### TEXT SECTION
────────────────────

Archive for October, 2010

The perfect finish

One of my favourite things about this time of year is enjoying the fresh air when it is cold and crisp outside. I am not an outdoorsy kind of person, and I’m very sensitive to the cold (must be the Caribbean blood in me), but there is something about this time of year that has me yearning for a walk when the weather is right.

It was just such a day – clear and fresh – when we walked around some local haunts and also paid a visit to Secretts farm shop. I love this place, and always get a little over-excited when we go there. As well as having a wonderful array of seasonal produce, they have an amazing cheese counter. It is basically my perfect shop. However, it is not cheap, so B. and I don’t go there too often, otherwise we would be bankrupt!

Nevertheless, it’s great to go there once in a while. As well as picking up two of my favourite cheeses (Godminster Vintage Organic Cheddar and Munster), we wondered amongst the produce, looking at the selection of beets, carrots and root veg.

Then we came to the squash and pumpkins.

I’ve already professed my love of squash – colourful autumnal treasures; as well as their appearance, I love their wonderful sweetness and deeply coloured flesh. So when I saw these beauties at the farm shop, I had to buy a selection. They called out to me to turn them into soup – perfect for Halloween or Bonfire Night.

I decided to roast the squash to preserve their sweetness, along with thyme and sage – basically as I did with the butternut squash risotto. To balance out the sweetness I added that wonderful umami flavour by boiling the stock with a Parmesan rind (inspired by this recipe). Finally, I added smoked paprika to round the soup off – it made a huge difference.

This soup sings autumn and is just the thing after a cold day outdoors. The sweetness of the squash hits you first, followed by the comforting smokiness of the paprika and umami notes from the Parmesan. Then, finally,  the heat of the paprika comes through. It’s the perfect warming finish for a cold autumnal day.

Roasted squash, Parmesan and smoked paprika soup

1.2kg squash flesh
1.4 litres vegetable stock
20g pack of sage
Several sprigs of thyme
2 garlic cloves
Parmesan rind plus 20g grated
½ tsp smoked paprika

1. Peel the squash and cut into wedges. Preheat oven to 200 degrees. Place the squash in a roasting tin, season with sea salt and black pepper, then drizzle with olive oil. Roast the squash for 20 minutes.
2. Remove the tin from the oven and add the unpeeled garlic and chopped sage and thyme. Return to the oven and roast for a further 15-20 minutes until the squash is soft and starting to caramelise. Remove the roasted squash and garlic from the oven and leave to cool for a few minutes.
3. Meanwhile, simmer the stock in a large saucepan with the Parmesan rind. Once the squash has cooled, cut into small pieces. Add to the simmering stock along with the garlic, squeezed out of its skins, and cook for 10 minutes.

────────────────────

Extracted data entries:

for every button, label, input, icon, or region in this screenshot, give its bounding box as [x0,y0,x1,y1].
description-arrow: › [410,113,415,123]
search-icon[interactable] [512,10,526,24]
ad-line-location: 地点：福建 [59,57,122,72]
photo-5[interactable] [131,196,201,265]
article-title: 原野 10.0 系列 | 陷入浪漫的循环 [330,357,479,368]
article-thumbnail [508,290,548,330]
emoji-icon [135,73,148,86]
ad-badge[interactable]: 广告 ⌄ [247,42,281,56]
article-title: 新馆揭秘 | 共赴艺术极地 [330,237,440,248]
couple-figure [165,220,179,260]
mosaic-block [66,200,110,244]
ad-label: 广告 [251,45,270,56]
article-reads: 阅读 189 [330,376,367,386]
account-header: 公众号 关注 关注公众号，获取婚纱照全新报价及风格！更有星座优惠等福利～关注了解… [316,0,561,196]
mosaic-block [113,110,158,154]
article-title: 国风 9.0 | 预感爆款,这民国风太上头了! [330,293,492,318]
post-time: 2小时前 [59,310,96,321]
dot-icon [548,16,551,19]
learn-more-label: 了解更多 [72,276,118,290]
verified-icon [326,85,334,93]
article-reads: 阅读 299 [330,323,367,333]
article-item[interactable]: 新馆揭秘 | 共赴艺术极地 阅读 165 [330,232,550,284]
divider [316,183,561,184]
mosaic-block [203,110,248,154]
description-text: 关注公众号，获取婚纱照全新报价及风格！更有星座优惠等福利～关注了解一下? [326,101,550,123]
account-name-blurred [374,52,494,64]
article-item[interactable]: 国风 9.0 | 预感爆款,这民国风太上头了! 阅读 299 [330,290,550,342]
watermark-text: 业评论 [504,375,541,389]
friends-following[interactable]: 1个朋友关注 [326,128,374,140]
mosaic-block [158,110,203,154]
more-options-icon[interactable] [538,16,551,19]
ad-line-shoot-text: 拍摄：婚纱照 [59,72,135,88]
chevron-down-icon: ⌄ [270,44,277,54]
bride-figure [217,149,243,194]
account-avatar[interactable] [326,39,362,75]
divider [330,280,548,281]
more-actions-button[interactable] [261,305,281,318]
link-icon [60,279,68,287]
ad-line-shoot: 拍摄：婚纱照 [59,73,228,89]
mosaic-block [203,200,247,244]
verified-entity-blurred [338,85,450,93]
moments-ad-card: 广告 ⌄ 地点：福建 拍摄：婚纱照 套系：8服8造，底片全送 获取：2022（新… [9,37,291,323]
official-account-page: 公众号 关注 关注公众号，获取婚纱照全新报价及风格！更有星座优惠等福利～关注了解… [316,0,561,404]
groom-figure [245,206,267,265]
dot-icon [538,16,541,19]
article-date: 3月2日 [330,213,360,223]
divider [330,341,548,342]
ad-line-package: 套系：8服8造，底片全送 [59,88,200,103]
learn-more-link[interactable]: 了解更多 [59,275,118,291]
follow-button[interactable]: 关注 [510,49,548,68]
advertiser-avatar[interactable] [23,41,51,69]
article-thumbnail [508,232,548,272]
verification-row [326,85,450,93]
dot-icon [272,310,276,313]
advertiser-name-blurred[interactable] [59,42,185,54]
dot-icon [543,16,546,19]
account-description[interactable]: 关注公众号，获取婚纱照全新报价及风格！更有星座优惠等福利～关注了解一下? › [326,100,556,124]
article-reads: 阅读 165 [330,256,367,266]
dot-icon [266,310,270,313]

────────────────────

### TASKS AND EXERCISES
[1] Do these statements agree with the squash soup post? (a) The writer and B. visit Secretts farm shop often. (b) The squash is roasted in an oven preheated to 200 degrees. (c) The recipe uses half a teaspoon of smoked paprika. Answer yes or no for each, quoting the deciding words.
[2] Report every line of the records that contains the string "获取婚纱照全新报价及风格".

### LIST OF SOLUTIONS
[1]
(a) No: "so B. and I don’t go there too often"
(b) Yes: "Preheat oven to 200 degrees."
(c) Yes: "½ tsp smoked paprika"

[2]
account-header: 公众号 关注 关注公众号，获取婚纱照全新报价及风格！更有星座优惠等福利～关注了解… [316,0,561,196]
description-text: 关注公众号，获取婚纱照全新报价及风格！更有星座优惠等福利～关注了解一下? [326,101,550,123]
official-account-page: 公众号 关注 关注公众号，获取婚纱照全新报价及风格！更有星座优惠等福利～关注了解… [316,0,561,404]
account-description[interactable]: 关注公众号，获取婚纱照全新报价及风格！更有星座优惠等福利～关注了解一下? › [326,100,556,124]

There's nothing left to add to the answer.